* Written exercise
Make a verbatim copy of the entries below; pictures stay out.

(Dataset items)
***
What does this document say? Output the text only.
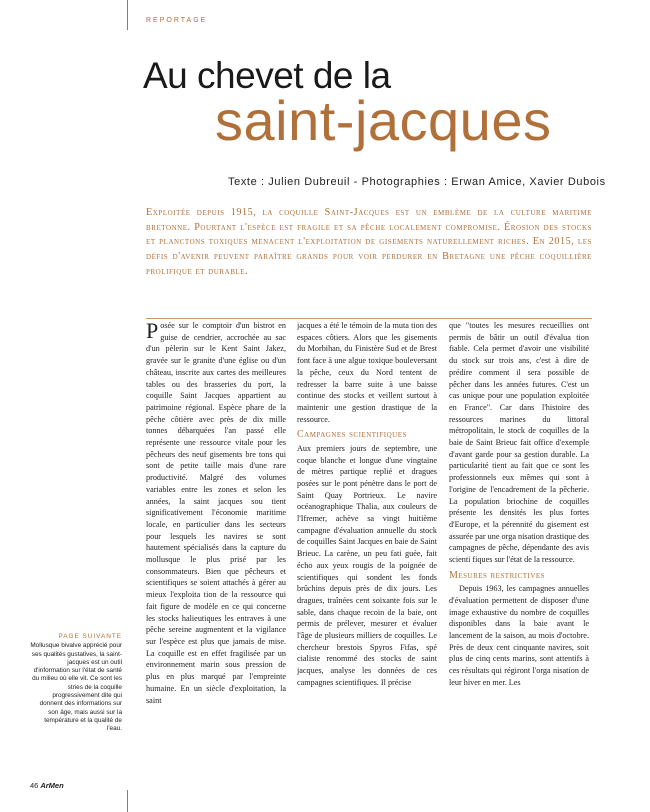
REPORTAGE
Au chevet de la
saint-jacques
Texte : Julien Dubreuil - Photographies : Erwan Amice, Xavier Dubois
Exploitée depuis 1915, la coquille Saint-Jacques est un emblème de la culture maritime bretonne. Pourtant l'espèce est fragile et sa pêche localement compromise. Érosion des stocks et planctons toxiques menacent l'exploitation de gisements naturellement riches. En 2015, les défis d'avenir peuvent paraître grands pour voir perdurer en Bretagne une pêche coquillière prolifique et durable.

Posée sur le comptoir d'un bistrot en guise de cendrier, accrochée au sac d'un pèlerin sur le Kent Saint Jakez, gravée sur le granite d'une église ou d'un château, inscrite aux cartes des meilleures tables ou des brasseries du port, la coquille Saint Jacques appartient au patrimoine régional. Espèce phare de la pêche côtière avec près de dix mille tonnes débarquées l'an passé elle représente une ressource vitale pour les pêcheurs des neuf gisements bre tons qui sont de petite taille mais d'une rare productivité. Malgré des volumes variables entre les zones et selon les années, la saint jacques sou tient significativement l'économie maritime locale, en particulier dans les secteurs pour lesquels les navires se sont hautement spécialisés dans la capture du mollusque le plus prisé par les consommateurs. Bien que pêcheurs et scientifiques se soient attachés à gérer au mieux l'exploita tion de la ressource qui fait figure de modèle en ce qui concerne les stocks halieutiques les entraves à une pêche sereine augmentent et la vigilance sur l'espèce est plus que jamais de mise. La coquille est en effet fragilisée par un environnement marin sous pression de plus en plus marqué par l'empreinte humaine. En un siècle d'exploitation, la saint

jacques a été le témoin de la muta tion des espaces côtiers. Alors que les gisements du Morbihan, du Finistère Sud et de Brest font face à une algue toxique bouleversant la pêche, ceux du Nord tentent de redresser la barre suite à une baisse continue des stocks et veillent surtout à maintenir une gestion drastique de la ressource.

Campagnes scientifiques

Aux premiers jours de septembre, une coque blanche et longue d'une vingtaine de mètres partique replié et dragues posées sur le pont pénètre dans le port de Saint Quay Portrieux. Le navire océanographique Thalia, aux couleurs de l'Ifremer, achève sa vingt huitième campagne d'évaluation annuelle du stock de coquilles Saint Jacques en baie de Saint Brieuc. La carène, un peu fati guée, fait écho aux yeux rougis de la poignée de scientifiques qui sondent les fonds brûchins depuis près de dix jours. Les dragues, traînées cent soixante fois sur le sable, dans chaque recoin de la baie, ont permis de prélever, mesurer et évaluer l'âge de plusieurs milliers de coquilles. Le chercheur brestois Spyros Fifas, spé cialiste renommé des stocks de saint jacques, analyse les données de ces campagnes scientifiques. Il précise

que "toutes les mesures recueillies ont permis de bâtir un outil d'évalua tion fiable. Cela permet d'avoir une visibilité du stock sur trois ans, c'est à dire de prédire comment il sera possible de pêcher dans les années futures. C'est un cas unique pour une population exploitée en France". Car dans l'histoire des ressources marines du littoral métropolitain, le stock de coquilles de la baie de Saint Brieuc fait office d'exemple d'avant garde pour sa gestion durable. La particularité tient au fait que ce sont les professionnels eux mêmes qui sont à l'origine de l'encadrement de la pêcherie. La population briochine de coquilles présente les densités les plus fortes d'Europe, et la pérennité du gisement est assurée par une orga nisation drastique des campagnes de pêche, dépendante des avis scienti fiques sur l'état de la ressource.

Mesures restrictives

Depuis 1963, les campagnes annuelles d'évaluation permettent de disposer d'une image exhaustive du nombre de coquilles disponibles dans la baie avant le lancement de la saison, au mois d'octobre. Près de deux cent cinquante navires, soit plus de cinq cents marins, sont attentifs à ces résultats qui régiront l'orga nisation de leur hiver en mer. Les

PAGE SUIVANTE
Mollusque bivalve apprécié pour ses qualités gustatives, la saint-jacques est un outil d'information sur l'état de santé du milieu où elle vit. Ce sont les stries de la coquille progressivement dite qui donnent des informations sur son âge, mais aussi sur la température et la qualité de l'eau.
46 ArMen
***
* Solution to this problem
What does this document say? Output the text only.
REPORTAGE
Au chevet de la
saint-jacques
Texte : Julien Dubreuil - Photographies : Erwan Amice, Xavier Dubois
Exploitée depuis 1915, la coquille Saint-Jacques est un emblème de la culture maritime bretonne. Pourtant l'espèce est fragile et sa pêche localement compromise. Érosion des stocks et planctons toxiques menacent l'exploitation de gisements naturellement riches. En 2015, les défis d'avenir peuvent paraître grands pour voir perdurer en Bretagne une pêche coquillière prolifique et durable.

Posée sur le comptoir d'un bistrot en guise de cendrier, accrochée au sac d'un pèlerin sur le Kent Saint Jakez, gravée sur le granite d'une église ou d'un château, inscrite aux cartes des meilleures tables ou des brasseries du port, la coquille Saint Jacques appartient au patrimoine régional. Espèce phare de la pêche côtière avec près de dix mille tonnes débarquées l'an passé elle représente une ressource vitale pour les pêcheurs des neuf gisements bre tons qui sont de petite taille mais d'une rare productivité. Malgré des volumes variables entre les zones et selon les années, la saint jacques sou tient significativement l'économie maritime locale, en particulier dans les secteurs pour lesquels les navires se sont hautement spécialisés dans la capture du mollusque le plus prisé par les consommateurs. Bien que pêcheurs et scientifiques se soient attachés à gérer au mieux l'exploita tion de la ressource qui fait figure de modèle en ce qui concerne les stocks halieutiques les entraves à une pêche sereine augmentent et la vigilance sur l'espèce est plus que jamais de mise. La coquille est en effet fragilisée par un environnement marin sous pression de plus en plus marqué par l'empreinte humaine. En un siècle d'exploitation, la saint

jacques a été le témoin de la muta tion des espaces côtiers. Alors que les gisements du Morbihan, du Finistère Sud et de Brest font face à une algue toxique bouleversant la pêche, ceux du Nord tentent de redresser la barre suite à une baisse continue des stocks et veillent surtout à maintenir une gestion drastique de la ressource.

Campagnes scientifiques

Aux premiers jours de septembre, une coque blanche et longue d'une vingtaine de mètres partique replié et dragues posées sur le pont pénètre dans le port de Saint Quay Portrieux. Le navire océanographique Thalia, aux couleurs de l'Ifremer, achève sa vingt huitième campagne d'évaluation annuelle du stock de coquilles Saint Jacques en baie de Saint Brieuc. La carène, un peu fati guée, fait écho aux yeux rougis de la poignée de scientifiques qui sondent les fonds brûchins depuis près de dix jours. Les dragues, traînées cent soixante fois sur le sable, dans chaque recoin de la baie, ont permis de prélever, mesurer et évaluer l'âge de plusieurs milliers de coquilles. Le chercheur brestois Spyros Fifas, spé cialiste renommé des stocks de saint jacques, analyse les données de ces campagnes scientifiques. Il précise

que "toutes les mesures recueillies ont permis de bâtir un outil d'évalua tion fiable. Cela permet d'avoir une visibilité du stock sur trois ans, c'est à dire de prédire comment il sera possible de pêcher dans les années futures. C'est un cas unique pour une population exploitée en France". Car dans l'histoire des ressources marines du littoral métropolitain, le stock de coquilles de la baie de Saint Brieuc fait office d'exemple d'avant garde pour sa gestion durable. La particularité tient au fait que ce sont les professionnels eux mêmes qui sont à l'origine de l'encadrement de la pêcherie. La population briochine de coquilles présente les densités les plus fortes d'Europe, et la pérennité du gisement est assurée par une orga nisation drastique des campagnes de pêche, dépendante des avis scienti fiques sur l'état de la ressource.

Mesures restrictives

Depuis 1963, les campagnes annuelles d'évaluation permettent de disposer d'une image exhaustive du nombre de coquilles disponibles dans la baie avant le lancement de la saison, au mois d'octobre. Près de deux cent cinquante navires, soit plus de cinq cents marins, sont attentifs à ces résultats qui régiront l'orga nisation de leur hiver en mer. Les

PAGE SUIVANTE
Mollusque bivalve apprécié pour ses qualités gustatives, la saint-jacques est un outil d'information sur l'état de santé du milieu où elle vit. Ce sont les stries de la coquille progressivement dite qui donnent des informations sur son âge, mais aussi sur la température et la qualité de l'eau.
46 ArMen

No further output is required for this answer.